--- What you have to do ---
Copy every line that contains the string "icon" from the entries below.
>> BEGIN Extracted material
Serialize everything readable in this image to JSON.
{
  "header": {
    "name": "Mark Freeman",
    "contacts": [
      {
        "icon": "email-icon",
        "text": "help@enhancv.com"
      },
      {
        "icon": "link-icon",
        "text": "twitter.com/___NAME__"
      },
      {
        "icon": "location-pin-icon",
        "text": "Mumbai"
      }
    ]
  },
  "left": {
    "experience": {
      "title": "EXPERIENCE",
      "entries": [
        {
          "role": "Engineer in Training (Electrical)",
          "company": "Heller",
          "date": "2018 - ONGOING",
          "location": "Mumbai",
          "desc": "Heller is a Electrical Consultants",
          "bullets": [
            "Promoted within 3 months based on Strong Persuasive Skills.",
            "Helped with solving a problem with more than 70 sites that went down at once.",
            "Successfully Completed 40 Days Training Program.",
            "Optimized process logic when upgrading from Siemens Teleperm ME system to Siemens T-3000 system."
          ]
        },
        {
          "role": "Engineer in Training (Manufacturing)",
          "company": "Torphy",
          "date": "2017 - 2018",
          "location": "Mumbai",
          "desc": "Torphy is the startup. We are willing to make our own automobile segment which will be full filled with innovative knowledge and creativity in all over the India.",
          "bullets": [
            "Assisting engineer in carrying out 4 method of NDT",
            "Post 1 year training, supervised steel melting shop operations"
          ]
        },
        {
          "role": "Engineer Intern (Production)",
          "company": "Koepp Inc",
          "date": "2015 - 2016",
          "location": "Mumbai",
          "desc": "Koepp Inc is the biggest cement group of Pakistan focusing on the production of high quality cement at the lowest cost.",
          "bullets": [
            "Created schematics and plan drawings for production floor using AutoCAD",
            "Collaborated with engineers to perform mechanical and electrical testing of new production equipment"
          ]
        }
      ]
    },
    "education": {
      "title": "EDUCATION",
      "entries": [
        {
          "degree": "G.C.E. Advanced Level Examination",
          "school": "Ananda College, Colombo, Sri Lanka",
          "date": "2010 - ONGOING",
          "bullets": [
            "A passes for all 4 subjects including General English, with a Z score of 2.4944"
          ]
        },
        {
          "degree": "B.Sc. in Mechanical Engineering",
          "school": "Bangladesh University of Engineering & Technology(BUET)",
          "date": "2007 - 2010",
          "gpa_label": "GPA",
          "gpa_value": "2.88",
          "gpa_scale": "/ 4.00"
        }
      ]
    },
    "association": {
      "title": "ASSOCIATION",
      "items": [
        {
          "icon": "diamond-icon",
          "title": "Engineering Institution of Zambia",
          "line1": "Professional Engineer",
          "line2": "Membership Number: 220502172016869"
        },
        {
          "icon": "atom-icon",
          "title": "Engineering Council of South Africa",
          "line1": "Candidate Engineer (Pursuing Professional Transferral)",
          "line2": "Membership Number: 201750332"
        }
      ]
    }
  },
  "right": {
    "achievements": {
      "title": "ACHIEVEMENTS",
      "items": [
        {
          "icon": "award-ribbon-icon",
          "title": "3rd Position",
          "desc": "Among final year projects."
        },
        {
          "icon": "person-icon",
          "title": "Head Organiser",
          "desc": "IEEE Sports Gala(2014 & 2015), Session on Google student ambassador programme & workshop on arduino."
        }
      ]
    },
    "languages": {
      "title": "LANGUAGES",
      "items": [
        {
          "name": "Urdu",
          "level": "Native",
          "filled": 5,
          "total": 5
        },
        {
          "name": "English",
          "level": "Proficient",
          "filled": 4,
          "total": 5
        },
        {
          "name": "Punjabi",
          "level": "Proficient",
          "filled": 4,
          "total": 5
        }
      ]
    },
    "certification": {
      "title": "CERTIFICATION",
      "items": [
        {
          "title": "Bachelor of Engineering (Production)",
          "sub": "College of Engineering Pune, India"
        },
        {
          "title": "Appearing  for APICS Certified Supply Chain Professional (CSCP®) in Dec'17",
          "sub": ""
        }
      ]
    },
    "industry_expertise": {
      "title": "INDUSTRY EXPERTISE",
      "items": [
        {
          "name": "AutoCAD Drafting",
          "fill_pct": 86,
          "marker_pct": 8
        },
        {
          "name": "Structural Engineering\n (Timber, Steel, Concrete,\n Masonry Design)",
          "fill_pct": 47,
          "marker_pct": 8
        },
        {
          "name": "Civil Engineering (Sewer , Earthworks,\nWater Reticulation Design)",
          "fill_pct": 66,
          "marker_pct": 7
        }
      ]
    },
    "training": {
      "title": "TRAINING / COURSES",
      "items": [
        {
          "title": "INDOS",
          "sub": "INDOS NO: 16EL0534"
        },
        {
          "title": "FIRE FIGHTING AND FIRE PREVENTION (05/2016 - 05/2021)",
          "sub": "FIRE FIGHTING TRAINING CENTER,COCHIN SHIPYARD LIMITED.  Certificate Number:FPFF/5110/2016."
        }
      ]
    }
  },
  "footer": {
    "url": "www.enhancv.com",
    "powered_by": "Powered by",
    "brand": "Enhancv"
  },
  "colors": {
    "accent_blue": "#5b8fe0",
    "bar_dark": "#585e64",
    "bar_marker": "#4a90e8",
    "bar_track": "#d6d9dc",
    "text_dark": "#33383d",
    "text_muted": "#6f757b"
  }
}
>> END Extracted material
--- Response to the exercise ---
        "icon": "email-icon",
        "icon": "link-icon",
        "icon": "location-pin-icon",
          "icon": "diamond-icon",
          "icon": "atom-icon",
          "icon": "award-ribbon-icon",
          "icon": "person-icon",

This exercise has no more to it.